• Passage:

# Arcadia Brute vs Horribly Hilly



## Blue CheeseHead (Jul 14, 2008)

Has anyone here done both? I have done the 200k HHH and am on tap to do the 200k Arcadia Brute this weekend. Arcadia looks like more significant climbs. Any opinions as to which is tougher? 

I must say, I am not looking forward to 131 hilly miles at this point of the season.


----------



## nOOky (Mar 20, 2009)

I live near Arcadia and ride them roads frequently. The 200K of the Brute has some really nasty climbs, including Catfish hill. You'll see 24% if you have a computer with grade on it. I have not ridden both, but I cannot imagine the Brute won't as hard as anything you can do in Wisconsin. I've seen the Garmin profile of the HHH, right now if I were you I'd be scared either way 
I tried to sign up last weekend, but the Brute was full already! Good thing, I'm doing Hillfest in a couple weeks which has much less climbing.


----------



## igor99 (May 31, 2011)

Thanks to nOOky I hit some of those roads earlier this spring and wept! I'm not a climber. My buddies who love to climb had a blast though! It is so beautiful there!


----------



## nOOky (Mar 20, 2009)

I rode about 79 miles today with about 6000 feet of elevation gain. I passed quite a few people doing the Brute and I was thinking "oh you poor suckers not used to the heat are just going to suffer for hours yet". I know just on my little ride I don't think i could have went another 44 miles without serious consequences.


----------



## Blue CheeseHead (Jul 14, 2008)

I completed the full 200k. Frankly I felt more beat up by the wind than the heat. There were some 2% down grades that required pedaling due to the wind.

The hills are steeper than Horribly Hilly. At no time in the Horribly Hilly did I need to serpentine to get up a hill. Twice I had to do that. The last bit of ride in from Dodge to Arcadia is just sadistic.

Now it's on to the 2nd leg of the Wisconsin Triple Crown, The Kickapoo Kicker.


----------



## MyaLover (Aug 8, 2011)

Never rode the HHH, but the Brute will be very challenging (and rewarding).

I hope to get there in a few weeks as well.


----------

• Tasks to carry out:
a - Answer these questions about the Arcadia Brute thread:
(i) What grade does nOOky say you'll see on Catfish hill with a computer that shows grade?
(ii) How far did nOOky ride on the day he passed Brute riders, and with about how much elevation gain?
(iii) After finishing the full 200k, what did Blue CheeseHead feel more beat up by than the heat?
b - Copy everything from "## igor99 (May" down to "without serious consequences." in the Arcadia Brute thread, word for word.

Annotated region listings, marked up
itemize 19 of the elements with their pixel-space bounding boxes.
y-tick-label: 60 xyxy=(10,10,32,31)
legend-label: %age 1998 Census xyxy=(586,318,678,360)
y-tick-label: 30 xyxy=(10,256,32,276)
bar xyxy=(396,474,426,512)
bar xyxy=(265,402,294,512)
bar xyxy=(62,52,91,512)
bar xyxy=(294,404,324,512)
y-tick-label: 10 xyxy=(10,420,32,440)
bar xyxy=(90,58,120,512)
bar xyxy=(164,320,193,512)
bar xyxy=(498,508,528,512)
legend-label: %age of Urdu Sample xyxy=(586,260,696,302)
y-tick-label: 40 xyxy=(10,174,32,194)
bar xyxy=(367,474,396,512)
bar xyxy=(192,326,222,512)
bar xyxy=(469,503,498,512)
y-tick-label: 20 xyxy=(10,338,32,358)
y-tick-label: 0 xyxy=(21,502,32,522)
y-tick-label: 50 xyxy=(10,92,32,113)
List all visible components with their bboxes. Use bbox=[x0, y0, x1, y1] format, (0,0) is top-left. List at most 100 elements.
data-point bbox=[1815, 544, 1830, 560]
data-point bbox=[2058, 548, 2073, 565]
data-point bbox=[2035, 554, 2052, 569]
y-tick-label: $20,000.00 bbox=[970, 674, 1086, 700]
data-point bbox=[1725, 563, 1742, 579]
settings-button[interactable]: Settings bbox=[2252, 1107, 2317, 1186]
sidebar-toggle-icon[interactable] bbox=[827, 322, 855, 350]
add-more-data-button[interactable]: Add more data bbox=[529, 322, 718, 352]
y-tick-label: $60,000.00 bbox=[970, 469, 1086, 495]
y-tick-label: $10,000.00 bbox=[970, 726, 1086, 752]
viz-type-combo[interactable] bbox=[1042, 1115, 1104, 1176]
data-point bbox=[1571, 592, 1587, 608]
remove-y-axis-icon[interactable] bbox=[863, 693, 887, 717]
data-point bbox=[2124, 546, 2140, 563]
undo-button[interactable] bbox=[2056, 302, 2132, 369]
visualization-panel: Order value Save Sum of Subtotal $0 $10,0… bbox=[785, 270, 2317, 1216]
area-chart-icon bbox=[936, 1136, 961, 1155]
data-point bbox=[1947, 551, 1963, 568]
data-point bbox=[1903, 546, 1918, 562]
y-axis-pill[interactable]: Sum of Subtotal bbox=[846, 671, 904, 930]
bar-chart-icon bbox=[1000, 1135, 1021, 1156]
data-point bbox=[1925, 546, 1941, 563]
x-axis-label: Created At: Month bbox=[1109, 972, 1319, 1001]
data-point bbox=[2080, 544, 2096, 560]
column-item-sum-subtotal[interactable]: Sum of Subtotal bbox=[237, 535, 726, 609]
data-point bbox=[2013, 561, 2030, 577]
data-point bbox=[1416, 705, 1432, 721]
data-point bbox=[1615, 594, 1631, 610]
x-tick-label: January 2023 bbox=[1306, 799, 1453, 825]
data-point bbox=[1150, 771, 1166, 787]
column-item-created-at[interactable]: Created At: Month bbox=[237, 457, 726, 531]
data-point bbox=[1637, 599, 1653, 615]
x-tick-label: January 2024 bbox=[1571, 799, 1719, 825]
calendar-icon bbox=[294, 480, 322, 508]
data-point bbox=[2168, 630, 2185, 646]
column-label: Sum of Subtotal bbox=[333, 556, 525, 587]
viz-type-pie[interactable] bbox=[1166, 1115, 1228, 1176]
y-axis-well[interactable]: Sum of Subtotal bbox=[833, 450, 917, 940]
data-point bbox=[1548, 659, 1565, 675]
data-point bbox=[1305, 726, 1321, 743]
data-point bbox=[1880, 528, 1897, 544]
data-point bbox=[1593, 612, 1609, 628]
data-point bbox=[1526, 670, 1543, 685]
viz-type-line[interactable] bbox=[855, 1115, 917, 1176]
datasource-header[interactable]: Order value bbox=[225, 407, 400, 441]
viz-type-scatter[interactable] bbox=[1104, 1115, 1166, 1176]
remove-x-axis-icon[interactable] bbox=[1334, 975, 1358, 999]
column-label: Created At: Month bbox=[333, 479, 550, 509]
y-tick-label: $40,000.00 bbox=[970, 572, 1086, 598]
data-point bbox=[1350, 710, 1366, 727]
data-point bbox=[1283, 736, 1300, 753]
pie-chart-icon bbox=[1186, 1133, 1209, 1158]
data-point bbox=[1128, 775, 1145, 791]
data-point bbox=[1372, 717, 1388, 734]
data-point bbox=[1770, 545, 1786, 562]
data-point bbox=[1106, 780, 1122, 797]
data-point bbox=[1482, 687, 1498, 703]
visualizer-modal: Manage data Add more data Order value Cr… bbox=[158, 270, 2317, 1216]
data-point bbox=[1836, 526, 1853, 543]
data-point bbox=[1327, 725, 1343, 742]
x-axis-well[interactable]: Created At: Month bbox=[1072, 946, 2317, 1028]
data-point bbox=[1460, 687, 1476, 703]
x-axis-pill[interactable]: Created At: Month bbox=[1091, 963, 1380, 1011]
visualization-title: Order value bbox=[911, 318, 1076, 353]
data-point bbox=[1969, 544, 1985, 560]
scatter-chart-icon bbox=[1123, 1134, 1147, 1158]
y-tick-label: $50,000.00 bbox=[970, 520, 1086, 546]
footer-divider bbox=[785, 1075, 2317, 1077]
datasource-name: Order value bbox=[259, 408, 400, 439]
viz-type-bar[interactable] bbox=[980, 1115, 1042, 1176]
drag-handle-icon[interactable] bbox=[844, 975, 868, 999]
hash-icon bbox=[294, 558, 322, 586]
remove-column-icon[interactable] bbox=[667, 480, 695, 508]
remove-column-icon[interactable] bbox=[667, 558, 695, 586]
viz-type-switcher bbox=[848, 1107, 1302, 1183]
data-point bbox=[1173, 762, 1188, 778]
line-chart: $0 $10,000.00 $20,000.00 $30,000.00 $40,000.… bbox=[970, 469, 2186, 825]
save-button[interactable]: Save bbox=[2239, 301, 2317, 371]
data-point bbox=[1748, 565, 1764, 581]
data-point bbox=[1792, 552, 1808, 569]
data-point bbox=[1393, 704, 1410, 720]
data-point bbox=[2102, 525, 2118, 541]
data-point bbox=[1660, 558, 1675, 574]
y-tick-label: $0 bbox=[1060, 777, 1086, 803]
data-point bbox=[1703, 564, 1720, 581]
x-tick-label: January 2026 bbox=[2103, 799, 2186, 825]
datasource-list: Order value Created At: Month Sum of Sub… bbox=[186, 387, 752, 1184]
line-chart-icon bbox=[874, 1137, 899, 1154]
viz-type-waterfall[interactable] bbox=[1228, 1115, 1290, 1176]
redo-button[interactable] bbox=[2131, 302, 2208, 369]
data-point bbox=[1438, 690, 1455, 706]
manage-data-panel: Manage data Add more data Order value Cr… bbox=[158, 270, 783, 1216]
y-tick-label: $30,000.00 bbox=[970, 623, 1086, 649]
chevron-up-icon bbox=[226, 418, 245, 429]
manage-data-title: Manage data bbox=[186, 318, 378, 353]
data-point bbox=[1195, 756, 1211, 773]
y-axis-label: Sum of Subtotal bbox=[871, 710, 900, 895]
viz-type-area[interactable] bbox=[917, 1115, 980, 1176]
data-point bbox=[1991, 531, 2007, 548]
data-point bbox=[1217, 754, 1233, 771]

• Responses to the exercise:
a -
(i) 24%
(ii) About 79 miles, with about 6000 feet of elevation gain
(iii) The wind

b -
## igor99 (May 31, 2011)

Thanks to nOOky I hit some of those roads earlier this spring and wept! I'm not a climber. My buddies who love to climb had a blast though! It is so beautiful there!


----------



## nOOky (Mar 20, 2009)

I rode about 79 miles today with about 6000 feet of elevation gain. I passed quite a few people doing the Brute and I was thinking "oh you poor suckers not used to the heat are just going to suffer for hours yet". I know just on my little ride I don't think i could have went another 44 miles without serious consequences.